### ABOUT THIS TASK
Write the next part of the blog post below about the childhood book The Chicken Boy, beginning right after its final sentence.

### GIVEN TEXT
I decided the best thing to do would be to go into the living room and browse the McBlogger family library to find a good book to tucker me out. Instead, I found something far more interesting:
What you're looking at here is the cover of a book I wrote when I was 8-years-old called The Chicken Boy, "published" by the Olney Elementary Press in 1993. This book, sadly, is the only Meghan McBlogger work published to date. WHO SAID I COULDN'T GET A BOOK DEAL?! This book is a shocking look into my own 8-year-old psyche and I'm not entirely sure I like what I see. Sit down and let me tell you the tale. The tale, of a Chicken Boy.
[Notice I dedicated this work to my cat Sibley, R.I.P. Why? Because I love her. Any other questions, smart ass? Thought not. (AND WHAT?!)]
Once in California there was a 18 year old boy named Chicken Legs.

### RECORDED INFORMATION
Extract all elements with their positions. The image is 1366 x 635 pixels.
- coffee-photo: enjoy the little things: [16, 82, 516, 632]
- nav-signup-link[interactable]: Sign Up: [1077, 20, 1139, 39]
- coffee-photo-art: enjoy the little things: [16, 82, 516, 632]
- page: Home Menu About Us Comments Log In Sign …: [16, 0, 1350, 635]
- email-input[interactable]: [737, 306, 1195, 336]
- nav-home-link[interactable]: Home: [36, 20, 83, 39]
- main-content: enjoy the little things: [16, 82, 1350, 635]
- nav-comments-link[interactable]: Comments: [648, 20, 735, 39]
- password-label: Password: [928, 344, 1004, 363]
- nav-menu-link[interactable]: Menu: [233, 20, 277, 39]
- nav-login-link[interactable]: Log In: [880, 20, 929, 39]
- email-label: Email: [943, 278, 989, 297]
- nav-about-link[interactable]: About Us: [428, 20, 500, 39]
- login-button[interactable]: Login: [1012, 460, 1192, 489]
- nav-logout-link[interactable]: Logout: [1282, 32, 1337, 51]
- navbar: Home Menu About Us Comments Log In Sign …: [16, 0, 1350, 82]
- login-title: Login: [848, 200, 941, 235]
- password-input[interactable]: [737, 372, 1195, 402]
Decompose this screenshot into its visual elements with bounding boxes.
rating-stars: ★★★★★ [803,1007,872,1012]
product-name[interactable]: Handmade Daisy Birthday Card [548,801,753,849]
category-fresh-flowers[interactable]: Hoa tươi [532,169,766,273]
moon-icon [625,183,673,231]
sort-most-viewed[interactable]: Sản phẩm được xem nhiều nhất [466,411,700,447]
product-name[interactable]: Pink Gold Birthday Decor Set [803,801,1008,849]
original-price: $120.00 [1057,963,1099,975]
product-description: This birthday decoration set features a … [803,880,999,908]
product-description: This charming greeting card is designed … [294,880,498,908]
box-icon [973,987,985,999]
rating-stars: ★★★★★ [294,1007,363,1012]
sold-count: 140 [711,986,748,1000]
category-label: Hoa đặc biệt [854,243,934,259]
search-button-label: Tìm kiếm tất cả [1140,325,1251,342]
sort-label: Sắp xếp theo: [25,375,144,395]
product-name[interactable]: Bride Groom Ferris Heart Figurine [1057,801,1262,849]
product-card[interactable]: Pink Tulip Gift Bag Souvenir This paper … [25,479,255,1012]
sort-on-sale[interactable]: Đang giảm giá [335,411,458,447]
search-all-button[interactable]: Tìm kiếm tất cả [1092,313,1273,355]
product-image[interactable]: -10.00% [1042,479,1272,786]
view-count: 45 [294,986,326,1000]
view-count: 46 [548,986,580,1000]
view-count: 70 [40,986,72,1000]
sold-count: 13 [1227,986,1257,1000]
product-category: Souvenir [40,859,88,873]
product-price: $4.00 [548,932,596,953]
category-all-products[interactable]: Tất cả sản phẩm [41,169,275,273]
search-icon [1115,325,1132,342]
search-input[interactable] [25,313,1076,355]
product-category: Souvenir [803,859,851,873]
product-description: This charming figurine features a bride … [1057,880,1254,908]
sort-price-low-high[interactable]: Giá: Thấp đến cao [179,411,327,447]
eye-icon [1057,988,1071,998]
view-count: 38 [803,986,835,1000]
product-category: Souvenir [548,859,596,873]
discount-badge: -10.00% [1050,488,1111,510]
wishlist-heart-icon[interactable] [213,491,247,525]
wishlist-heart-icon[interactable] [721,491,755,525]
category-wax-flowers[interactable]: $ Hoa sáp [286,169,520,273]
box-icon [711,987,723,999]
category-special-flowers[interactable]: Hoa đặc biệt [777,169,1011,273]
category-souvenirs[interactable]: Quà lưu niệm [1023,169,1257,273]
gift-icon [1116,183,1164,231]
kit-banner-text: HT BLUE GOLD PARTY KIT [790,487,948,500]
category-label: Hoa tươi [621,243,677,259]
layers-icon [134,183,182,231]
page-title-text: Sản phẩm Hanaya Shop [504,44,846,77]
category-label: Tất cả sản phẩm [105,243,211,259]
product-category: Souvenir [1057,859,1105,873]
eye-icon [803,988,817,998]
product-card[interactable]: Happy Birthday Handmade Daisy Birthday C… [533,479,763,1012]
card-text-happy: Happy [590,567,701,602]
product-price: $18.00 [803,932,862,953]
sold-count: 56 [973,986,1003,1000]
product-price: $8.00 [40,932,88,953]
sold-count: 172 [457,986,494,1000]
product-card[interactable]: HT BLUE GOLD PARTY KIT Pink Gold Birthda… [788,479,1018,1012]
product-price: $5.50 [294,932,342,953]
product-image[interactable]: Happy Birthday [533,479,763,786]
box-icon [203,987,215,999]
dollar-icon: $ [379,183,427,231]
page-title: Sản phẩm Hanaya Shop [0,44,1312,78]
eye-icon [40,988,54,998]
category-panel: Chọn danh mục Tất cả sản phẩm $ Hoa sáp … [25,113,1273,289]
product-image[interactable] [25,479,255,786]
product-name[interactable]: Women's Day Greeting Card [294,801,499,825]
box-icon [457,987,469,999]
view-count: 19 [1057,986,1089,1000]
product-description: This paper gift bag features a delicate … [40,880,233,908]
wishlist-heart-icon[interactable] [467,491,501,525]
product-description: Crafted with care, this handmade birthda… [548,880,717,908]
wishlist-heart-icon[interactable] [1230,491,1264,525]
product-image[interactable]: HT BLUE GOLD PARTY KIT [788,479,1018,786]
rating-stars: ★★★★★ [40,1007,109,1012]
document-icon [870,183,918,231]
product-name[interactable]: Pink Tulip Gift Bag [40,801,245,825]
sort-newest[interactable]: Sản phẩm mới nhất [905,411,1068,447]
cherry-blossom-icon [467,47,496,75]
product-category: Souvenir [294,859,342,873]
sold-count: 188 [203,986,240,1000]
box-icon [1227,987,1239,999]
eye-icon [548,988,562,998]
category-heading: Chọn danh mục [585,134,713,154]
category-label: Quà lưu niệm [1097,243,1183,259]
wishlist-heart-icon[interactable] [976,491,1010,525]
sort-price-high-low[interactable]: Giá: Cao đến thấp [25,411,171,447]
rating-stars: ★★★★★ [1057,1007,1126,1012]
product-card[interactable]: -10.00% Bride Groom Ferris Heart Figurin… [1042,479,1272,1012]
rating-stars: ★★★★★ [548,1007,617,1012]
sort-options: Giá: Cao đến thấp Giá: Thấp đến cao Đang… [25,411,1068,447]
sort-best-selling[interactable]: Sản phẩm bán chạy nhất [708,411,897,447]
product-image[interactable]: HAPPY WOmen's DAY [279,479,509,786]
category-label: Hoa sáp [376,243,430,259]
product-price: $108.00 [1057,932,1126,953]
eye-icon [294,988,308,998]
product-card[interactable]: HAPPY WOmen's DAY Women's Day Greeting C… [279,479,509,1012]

### REPLY TO THE TASK
[I like that I made him of age. I also like that he lives in California. You know I picked it because in my 8-year-old mind that was a "cool state." Remember that part of the song Fifty Nifty United States that goes, "North, south, east, west in our calm objective opinion (insert your state here) is the best!"? I distinctly remember we'd always be all badass in Music class and sing California instead of Maryland because Maryland has crabs and California has Arnold Schwarzenegger. I don't know why I'm telling you any of this. Moving on.]
He was a nerd.
He wanted a girlfriend.[To this day that's how I imagine adult relationships. Just walkin' around all day with Balloons that say "LOVE". And I want it. Bad. Gush!]
He tried bumping into them.
But all they say is sorry.
So...he decided to pump some iron.
He worked out for weeks.
[Four, to be exact. Also, how come I keep drawing absurdly oversized nipples on this kid? And who develops protruding veins in their cheeks? What fetish did I have going on there?]
And when he bumped into girls they said more than sorry.
He worked for weeks and he could pick up a table.
[This is also still my litmus test for strength—can you, or can you not pick up a moderately sized coffee table? If so, inquire within: firstname.lastname@example.org Bonus points for oversized nipples and a veiny face. Me-ow.]
He was in many heavy weight competitions.
And he won first place.
[I see I hadn't mastered the art of illustrating the illusion of overlapping yet...]
Then it came the night of the prom and he had lots of dates.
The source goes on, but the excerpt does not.